- [Required work] Report how many lines contain "theatre". The answer is a single number.

----------

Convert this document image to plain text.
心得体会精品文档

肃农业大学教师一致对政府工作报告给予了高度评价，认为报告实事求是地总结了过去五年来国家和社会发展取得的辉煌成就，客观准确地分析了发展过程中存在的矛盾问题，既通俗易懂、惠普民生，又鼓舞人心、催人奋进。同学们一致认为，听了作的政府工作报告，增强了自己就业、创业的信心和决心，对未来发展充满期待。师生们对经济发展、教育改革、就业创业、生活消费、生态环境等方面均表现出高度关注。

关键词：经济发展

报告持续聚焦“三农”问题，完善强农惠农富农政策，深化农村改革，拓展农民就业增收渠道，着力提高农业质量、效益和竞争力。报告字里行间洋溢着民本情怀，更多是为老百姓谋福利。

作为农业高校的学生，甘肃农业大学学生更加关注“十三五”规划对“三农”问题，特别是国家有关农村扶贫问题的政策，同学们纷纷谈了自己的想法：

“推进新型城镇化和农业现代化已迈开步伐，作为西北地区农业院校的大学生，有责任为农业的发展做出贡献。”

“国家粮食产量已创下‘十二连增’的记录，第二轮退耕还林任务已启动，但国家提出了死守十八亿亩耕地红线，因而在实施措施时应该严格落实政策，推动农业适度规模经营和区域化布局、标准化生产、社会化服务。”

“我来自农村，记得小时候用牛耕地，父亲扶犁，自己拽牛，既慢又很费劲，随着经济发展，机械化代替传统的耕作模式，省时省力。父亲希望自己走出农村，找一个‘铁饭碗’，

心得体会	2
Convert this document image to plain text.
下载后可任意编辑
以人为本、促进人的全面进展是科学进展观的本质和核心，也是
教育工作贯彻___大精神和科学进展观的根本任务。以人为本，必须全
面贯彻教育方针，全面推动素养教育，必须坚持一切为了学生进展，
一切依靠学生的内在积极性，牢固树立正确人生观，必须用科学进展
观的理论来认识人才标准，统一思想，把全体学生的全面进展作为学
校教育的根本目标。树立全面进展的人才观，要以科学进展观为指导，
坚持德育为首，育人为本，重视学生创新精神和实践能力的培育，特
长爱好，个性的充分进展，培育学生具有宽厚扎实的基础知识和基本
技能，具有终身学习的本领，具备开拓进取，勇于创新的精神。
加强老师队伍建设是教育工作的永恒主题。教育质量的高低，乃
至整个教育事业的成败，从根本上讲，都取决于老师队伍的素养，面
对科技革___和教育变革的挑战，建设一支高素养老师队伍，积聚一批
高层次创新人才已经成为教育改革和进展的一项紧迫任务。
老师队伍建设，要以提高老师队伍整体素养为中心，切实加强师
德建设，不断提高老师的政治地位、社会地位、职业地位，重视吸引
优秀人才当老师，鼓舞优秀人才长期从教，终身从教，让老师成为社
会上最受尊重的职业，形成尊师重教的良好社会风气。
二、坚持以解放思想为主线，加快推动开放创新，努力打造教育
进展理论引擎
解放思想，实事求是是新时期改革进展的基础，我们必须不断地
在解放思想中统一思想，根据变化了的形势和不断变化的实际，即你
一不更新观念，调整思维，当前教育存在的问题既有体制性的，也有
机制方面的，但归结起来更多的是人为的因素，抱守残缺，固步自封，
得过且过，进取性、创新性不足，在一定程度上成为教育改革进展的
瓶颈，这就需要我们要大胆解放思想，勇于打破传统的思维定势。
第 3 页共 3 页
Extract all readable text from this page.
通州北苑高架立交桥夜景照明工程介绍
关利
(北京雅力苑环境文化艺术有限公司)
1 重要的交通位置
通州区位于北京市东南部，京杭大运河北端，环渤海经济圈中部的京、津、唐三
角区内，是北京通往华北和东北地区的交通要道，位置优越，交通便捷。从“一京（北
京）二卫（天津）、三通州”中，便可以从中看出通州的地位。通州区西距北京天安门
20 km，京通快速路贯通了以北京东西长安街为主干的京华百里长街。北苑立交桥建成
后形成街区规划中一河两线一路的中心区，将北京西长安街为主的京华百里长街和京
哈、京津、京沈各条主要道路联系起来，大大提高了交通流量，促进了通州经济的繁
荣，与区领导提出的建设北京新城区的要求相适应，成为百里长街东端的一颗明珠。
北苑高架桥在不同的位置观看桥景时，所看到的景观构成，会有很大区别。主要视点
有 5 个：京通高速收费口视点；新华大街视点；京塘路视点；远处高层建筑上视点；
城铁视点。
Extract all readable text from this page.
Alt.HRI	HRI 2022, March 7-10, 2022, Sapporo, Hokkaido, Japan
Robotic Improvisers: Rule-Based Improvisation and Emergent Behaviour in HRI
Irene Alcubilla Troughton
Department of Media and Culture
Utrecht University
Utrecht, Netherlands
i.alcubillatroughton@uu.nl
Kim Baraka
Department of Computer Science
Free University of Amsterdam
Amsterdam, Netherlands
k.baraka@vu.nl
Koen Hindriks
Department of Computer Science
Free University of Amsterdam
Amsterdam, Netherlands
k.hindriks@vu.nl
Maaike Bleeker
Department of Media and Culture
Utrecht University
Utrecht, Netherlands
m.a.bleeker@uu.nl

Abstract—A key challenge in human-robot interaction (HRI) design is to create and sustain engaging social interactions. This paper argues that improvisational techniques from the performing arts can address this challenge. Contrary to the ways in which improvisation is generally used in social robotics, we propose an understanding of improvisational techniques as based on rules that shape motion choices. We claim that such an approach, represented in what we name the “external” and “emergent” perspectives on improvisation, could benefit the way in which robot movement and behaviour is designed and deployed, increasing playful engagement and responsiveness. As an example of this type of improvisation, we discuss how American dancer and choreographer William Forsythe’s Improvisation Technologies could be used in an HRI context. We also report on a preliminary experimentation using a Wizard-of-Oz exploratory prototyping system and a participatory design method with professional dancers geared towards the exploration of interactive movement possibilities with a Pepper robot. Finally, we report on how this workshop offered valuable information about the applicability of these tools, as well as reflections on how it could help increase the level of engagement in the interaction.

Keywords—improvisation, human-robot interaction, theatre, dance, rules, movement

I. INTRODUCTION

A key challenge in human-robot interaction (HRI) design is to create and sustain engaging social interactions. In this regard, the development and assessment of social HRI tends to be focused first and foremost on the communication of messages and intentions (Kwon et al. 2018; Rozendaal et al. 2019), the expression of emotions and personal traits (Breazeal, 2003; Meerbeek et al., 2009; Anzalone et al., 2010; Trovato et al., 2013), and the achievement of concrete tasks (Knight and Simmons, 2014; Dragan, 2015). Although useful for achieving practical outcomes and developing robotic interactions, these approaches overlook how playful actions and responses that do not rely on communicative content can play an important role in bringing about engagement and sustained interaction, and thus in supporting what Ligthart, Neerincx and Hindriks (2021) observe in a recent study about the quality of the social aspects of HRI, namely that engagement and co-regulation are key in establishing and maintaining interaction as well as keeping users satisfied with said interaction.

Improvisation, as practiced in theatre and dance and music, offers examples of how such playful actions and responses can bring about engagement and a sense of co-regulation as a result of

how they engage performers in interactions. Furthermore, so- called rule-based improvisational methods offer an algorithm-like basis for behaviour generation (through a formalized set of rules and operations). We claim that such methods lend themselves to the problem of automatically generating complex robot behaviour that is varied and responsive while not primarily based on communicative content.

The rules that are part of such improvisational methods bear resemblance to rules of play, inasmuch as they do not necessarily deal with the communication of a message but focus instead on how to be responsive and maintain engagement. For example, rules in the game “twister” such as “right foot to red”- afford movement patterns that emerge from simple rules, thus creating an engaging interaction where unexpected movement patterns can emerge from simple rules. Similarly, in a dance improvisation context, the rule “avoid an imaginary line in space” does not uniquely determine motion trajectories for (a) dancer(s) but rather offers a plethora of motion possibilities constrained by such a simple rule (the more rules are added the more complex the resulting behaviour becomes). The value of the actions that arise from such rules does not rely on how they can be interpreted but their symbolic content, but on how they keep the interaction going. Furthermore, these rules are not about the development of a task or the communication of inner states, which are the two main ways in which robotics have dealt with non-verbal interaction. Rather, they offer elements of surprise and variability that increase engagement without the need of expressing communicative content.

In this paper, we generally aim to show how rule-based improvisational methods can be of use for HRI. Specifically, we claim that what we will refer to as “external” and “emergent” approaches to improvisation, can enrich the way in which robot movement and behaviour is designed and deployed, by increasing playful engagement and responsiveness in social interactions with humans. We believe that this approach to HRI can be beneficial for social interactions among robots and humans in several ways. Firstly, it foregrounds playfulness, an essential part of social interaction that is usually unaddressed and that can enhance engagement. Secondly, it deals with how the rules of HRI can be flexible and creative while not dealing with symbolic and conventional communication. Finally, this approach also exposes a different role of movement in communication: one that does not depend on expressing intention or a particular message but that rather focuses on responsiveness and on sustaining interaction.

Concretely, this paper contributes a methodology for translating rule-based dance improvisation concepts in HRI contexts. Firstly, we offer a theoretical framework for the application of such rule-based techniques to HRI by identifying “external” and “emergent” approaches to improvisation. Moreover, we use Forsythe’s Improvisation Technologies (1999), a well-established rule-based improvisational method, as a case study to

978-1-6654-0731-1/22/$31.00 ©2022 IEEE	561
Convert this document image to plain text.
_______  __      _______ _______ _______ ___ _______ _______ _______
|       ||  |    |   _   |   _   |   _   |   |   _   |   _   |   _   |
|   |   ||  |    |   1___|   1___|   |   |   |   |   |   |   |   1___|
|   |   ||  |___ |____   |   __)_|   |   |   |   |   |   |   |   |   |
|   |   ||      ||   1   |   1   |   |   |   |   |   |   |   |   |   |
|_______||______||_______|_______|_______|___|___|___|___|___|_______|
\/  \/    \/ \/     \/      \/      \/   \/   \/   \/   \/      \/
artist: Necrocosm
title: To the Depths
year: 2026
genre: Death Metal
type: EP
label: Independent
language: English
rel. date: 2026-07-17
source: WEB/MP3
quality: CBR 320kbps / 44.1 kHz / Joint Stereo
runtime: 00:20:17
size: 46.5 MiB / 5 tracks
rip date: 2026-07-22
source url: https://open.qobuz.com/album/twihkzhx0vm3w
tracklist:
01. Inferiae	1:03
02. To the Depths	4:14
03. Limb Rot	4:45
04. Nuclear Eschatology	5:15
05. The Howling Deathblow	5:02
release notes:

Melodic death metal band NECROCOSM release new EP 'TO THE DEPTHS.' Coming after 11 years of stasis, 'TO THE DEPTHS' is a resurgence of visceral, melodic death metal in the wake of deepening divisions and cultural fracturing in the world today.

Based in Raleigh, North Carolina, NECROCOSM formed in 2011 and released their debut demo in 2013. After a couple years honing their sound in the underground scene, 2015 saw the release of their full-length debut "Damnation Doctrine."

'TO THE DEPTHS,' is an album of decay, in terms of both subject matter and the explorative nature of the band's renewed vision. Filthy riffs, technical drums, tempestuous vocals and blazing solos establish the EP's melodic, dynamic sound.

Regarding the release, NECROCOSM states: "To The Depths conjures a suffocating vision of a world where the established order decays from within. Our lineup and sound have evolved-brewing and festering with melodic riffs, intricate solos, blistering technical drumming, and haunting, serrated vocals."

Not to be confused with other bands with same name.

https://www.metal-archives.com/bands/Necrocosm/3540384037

----------

- [Full solution] 2